- [Task details]
Draw out every line with the word "Minutes" from the listing below.

- [Records shown]
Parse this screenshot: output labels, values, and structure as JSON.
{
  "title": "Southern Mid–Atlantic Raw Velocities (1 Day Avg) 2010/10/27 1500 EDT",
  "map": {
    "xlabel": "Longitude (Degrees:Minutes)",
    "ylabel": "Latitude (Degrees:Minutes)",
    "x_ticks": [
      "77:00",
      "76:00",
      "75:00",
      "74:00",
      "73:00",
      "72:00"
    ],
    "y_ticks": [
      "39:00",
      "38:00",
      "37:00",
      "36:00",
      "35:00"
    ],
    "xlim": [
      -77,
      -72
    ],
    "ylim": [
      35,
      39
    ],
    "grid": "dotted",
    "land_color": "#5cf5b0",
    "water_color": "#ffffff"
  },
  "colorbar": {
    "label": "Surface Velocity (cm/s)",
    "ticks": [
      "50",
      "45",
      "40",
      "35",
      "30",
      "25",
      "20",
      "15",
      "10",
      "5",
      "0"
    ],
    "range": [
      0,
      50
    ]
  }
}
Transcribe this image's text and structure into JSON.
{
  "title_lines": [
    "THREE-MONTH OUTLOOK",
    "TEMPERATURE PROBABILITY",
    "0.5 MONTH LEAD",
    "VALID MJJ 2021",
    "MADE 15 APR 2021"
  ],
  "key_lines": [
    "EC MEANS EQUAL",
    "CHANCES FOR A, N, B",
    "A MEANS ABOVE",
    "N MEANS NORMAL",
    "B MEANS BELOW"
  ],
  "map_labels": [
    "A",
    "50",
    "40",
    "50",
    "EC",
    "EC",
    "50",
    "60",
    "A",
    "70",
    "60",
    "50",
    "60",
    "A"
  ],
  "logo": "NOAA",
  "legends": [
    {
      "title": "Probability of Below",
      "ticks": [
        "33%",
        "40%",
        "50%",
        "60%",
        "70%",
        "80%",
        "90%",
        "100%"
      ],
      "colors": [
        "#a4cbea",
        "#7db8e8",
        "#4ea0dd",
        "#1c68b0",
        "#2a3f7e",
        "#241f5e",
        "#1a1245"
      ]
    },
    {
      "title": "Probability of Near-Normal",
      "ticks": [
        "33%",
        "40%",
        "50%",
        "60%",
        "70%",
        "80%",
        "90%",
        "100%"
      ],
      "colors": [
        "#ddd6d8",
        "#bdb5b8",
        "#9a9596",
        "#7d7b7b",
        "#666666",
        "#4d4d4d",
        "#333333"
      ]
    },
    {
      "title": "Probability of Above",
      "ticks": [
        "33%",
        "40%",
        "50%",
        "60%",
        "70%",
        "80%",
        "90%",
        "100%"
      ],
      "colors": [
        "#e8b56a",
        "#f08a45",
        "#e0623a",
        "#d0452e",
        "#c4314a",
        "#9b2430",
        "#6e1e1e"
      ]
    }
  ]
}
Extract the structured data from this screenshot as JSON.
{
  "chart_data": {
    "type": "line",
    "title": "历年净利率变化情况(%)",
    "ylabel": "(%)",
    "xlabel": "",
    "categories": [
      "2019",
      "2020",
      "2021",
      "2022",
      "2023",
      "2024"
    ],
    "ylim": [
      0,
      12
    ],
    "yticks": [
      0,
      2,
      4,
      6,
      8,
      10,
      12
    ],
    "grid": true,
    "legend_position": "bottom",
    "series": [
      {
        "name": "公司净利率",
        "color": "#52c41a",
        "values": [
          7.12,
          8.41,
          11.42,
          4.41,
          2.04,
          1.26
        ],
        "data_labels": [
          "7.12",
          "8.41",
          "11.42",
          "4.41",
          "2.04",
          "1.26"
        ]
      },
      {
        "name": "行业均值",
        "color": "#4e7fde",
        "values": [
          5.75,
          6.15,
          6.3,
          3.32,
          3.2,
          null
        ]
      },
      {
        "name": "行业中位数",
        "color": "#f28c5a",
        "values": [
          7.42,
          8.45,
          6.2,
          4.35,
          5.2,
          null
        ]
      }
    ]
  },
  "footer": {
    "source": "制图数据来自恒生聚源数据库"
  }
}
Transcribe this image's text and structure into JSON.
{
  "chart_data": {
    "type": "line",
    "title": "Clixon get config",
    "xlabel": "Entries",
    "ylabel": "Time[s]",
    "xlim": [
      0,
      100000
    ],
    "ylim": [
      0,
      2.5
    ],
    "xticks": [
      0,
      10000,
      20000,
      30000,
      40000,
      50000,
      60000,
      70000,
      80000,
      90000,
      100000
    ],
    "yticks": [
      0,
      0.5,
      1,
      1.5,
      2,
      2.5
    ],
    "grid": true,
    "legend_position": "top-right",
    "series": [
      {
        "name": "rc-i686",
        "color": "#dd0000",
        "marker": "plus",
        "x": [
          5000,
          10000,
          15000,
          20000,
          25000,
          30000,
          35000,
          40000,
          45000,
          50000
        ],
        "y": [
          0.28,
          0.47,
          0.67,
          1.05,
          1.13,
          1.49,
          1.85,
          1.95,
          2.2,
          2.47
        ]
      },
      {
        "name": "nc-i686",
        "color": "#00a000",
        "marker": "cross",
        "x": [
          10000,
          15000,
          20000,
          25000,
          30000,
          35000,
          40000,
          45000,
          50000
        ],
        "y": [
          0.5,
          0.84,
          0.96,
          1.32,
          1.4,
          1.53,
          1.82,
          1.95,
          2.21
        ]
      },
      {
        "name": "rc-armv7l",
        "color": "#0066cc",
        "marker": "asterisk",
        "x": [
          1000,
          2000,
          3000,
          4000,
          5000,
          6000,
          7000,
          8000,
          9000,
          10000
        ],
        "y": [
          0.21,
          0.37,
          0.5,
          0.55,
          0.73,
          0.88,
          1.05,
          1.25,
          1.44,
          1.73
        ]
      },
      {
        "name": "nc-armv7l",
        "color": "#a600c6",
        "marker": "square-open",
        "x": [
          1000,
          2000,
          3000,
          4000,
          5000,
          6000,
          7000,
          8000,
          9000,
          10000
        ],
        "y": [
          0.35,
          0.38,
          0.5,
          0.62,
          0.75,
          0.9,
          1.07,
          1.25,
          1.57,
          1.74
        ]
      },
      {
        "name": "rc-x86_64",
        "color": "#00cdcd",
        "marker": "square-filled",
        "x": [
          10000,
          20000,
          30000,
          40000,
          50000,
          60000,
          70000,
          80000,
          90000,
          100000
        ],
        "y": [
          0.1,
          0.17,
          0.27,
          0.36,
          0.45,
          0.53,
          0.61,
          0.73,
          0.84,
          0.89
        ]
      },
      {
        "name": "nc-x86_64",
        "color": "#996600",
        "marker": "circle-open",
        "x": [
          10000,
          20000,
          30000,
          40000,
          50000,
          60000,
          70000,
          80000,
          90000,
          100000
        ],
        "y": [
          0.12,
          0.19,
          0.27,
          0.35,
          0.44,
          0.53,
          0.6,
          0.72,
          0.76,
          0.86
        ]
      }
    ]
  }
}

- [Full response]
    "xlabel": "Longitude (Degrees:Minutes)",
    "ylabel": "Latitude (Degrees:Minutes)",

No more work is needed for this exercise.